Scan the records and identify every line in which the string "взаимодействий" occurs, then return those lines.

Data records
-- Start --

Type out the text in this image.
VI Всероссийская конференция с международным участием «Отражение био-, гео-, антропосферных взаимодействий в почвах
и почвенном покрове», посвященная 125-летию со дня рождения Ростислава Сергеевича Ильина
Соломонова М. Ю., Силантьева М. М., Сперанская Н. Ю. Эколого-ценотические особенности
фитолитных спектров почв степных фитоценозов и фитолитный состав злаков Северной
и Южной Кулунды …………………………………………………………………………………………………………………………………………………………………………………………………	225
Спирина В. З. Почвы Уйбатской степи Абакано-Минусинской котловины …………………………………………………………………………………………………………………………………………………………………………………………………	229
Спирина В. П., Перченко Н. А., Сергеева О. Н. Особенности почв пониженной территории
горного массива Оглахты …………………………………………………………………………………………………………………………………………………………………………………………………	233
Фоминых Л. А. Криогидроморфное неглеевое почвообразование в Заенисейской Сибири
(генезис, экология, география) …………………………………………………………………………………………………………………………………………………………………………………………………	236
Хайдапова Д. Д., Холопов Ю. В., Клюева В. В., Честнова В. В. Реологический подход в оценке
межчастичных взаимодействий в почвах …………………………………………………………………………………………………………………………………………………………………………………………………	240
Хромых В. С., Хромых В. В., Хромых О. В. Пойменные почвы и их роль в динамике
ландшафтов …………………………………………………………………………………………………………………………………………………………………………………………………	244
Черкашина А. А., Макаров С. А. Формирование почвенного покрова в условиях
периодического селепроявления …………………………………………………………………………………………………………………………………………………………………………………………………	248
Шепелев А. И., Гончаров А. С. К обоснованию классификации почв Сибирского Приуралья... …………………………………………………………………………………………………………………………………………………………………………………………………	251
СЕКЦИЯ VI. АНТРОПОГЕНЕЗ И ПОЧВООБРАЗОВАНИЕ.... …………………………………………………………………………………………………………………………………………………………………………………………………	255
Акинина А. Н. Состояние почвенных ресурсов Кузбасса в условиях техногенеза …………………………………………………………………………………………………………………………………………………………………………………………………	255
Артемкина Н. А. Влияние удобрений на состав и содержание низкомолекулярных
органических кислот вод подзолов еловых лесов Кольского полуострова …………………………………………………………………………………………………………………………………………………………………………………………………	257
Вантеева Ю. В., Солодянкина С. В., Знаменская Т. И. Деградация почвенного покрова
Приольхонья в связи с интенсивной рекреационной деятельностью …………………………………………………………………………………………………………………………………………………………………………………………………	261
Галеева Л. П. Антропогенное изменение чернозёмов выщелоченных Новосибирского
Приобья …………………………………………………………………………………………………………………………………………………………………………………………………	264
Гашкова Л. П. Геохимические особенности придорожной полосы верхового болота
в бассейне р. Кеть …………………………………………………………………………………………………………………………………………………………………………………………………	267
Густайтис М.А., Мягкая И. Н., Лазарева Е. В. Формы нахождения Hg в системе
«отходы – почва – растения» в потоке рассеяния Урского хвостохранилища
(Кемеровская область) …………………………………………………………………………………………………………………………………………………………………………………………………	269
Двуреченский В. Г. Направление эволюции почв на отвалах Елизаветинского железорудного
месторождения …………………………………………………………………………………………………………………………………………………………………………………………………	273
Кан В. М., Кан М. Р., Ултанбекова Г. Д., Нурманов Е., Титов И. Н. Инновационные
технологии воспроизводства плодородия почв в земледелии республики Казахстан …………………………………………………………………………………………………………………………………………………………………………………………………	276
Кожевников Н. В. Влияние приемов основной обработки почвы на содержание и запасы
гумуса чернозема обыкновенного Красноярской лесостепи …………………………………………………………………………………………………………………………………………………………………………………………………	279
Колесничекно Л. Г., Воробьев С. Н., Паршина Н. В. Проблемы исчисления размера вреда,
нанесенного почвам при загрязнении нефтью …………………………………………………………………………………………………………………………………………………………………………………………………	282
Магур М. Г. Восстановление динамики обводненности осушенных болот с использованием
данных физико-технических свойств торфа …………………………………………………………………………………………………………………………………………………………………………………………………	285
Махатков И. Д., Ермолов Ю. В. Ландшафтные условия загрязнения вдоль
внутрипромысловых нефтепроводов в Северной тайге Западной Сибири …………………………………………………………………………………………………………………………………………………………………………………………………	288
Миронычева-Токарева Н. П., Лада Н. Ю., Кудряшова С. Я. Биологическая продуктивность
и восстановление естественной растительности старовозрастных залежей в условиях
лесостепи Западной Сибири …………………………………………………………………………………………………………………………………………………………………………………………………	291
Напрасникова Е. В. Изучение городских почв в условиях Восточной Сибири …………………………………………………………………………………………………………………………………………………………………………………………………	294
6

-- End --

Exercise output –
VI Всероссийская конференция с международным участием «Отражение био-, гео-, антропосферных взаимодействий в почвах
межчастичных взаимодействий в почвах …………………………………………………………………………………………………………………………………………………………………………………………………	240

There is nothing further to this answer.